Given instruction:
Return the number of lines in which the word "page" appears; add nothing else.

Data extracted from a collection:

__________

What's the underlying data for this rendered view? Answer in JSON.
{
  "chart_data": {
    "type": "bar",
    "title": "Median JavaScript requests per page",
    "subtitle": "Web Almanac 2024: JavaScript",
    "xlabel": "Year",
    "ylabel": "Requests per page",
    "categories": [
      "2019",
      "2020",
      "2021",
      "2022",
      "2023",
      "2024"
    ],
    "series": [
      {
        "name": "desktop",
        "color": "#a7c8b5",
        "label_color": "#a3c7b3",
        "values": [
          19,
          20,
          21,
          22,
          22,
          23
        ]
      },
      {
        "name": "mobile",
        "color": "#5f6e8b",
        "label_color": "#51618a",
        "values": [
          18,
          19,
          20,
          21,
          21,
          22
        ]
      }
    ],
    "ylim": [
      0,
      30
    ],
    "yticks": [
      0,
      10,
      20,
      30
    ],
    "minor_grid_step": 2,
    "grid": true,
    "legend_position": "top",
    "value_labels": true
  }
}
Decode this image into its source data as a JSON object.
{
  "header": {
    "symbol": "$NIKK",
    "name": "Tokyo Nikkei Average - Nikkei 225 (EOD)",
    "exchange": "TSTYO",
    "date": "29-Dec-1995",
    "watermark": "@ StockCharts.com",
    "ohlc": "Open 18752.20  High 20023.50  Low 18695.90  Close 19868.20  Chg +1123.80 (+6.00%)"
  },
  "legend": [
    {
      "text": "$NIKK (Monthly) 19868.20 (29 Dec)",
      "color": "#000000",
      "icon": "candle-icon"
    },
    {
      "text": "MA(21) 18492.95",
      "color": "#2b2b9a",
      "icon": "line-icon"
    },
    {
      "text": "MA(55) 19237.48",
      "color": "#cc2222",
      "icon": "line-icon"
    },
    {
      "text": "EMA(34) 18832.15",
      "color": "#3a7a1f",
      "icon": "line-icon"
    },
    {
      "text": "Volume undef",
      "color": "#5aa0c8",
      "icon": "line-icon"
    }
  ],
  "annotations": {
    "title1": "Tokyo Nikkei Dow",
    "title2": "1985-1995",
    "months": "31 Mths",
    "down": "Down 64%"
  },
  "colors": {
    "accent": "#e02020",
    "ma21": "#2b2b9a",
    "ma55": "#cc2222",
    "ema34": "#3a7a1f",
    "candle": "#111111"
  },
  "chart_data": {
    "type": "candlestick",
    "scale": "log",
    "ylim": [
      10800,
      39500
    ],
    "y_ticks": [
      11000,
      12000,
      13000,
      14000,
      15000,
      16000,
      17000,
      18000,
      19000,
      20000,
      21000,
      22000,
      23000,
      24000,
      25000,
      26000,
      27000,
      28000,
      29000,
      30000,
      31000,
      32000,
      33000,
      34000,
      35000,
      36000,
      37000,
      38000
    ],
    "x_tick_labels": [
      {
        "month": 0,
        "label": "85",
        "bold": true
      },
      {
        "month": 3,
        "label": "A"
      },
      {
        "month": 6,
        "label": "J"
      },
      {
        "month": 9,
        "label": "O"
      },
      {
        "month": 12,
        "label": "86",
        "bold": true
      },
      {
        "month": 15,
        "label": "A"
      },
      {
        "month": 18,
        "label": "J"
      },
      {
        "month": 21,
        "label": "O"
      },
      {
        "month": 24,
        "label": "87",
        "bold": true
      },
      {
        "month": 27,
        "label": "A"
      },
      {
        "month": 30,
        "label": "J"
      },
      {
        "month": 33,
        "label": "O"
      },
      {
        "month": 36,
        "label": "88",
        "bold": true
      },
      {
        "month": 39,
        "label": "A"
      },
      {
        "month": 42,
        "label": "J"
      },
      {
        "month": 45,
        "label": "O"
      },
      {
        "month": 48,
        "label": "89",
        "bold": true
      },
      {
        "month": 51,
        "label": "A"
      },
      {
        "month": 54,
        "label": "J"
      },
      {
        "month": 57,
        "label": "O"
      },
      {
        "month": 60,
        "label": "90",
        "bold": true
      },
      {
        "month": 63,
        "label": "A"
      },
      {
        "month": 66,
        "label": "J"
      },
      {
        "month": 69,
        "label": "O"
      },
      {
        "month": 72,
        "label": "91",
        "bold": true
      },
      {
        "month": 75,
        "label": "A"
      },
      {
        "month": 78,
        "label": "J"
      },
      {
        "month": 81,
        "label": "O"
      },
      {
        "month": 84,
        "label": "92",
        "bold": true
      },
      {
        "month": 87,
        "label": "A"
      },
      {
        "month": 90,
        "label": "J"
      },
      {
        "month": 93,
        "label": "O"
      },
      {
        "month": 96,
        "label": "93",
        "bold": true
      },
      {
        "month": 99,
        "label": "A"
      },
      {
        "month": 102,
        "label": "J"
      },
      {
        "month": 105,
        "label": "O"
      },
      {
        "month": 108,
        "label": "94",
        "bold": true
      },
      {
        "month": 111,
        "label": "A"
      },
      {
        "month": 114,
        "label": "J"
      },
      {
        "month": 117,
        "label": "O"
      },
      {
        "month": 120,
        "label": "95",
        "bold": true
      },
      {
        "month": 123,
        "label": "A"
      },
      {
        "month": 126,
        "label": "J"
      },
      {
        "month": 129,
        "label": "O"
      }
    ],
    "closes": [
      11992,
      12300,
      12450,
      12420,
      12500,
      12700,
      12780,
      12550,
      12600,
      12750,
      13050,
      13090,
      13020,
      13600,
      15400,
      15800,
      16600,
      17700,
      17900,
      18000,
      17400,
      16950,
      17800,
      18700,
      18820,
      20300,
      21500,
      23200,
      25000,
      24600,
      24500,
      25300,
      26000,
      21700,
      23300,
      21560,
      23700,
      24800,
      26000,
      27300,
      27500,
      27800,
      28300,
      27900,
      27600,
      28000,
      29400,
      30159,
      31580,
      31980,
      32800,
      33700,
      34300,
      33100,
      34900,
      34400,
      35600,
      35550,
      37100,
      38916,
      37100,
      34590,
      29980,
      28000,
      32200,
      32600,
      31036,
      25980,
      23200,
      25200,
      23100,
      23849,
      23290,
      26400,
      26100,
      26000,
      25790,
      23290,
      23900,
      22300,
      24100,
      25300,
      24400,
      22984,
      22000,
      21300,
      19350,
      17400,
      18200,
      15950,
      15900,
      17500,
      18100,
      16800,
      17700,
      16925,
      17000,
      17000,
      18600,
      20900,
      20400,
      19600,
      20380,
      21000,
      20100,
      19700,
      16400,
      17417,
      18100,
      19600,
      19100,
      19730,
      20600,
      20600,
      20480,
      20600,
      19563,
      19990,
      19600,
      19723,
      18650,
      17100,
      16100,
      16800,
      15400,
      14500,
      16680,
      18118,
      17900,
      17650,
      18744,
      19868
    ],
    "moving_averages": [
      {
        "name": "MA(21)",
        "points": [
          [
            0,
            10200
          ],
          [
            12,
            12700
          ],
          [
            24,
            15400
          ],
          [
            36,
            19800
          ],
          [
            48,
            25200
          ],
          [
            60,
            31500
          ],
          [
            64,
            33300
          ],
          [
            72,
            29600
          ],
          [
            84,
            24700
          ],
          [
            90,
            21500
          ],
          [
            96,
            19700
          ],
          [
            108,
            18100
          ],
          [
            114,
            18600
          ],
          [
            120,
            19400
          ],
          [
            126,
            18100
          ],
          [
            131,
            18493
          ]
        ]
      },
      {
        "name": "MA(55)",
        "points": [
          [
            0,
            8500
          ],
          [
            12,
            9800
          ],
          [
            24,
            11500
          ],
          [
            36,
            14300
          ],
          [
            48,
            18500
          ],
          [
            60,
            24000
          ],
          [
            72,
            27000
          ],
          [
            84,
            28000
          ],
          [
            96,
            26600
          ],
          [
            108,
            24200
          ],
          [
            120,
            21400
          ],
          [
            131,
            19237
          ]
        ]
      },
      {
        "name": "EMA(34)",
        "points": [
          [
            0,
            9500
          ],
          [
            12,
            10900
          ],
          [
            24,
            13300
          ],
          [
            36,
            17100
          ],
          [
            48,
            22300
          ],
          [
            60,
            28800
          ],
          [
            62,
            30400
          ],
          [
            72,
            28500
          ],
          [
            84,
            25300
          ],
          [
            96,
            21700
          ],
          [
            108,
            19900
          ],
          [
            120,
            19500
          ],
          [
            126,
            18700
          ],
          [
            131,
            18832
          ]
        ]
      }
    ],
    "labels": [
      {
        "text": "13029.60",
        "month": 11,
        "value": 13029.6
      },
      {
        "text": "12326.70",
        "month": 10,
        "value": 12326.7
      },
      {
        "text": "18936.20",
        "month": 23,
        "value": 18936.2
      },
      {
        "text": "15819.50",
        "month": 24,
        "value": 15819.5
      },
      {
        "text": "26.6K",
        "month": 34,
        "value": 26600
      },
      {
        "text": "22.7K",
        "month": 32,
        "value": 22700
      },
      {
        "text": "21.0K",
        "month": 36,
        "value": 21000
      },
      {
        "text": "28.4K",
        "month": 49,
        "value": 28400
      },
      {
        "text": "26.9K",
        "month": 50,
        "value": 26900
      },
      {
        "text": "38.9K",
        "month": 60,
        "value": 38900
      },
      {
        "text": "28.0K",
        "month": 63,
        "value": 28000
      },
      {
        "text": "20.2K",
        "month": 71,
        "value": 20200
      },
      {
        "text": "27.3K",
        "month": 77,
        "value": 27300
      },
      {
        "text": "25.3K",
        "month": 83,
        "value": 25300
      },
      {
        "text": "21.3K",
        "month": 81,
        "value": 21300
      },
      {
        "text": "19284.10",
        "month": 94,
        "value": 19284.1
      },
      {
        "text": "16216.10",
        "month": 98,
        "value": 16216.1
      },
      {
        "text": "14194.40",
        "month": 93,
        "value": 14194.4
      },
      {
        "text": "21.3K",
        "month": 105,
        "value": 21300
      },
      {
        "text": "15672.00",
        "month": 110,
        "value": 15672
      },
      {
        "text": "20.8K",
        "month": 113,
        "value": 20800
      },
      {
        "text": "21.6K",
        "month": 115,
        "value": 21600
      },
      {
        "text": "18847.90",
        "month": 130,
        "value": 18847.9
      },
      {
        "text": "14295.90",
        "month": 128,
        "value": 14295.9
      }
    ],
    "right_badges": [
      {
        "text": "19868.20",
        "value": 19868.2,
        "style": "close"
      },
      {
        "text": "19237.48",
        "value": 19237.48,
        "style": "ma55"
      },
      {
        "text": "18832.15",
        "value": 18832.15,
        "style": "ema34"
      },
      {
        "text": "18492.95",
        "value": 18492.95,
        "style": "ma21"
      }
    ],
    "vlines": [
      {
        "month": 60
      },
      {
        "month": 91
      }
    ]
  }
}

__________

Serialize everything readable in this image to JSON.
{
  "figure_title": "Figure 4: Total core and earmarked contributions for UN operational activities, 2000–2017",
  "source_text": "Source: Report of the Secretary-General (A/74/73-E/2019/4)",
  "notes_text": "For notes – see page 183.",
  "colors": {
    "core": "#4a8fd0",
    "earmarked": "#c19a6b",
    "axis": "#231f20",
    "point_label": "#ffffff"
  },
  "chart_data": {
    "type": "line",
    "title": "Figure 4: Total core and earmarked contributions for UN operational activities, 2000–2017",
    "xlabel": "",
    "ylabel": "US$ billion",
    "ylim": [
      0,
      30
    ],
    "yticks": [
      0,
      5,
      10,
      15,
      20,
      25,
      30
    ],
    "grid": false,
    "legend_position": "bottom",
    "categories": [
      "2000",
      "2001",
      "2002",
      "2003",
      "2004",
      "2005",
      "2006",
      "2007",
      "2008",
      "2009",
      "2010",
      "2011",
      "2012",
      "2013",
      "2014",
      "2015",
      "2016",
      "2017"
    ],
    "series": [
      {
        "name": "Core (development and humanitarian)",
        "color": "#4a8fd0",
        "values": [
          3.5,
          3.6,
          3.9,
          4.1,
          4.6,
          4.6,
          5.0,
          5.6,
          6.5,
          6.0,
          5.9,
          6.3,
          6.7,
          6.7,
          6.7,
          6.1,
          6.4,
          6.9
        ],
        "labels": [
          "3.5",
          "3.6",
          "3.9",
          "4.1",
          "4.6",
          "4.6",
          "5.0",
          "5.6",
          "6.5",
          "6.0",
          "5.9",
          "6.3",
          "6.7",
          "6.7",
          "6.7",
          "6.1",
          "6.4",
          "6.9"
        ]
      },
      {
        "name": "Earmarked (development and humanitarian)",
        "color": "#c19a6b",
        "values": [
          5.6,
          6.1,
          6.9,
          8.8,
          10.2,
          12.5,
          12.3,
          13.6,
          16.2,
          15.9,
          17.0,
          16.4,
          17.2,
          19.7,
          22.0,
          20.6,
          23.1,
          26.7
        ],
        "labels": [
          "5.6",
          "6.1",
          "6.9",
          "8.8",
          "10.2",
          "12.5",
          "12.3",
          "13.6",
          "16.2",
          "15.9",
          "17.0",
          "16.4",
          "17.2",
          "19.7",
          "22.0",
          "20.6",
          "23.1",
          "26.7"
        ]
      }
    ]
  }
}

__________

The response:
3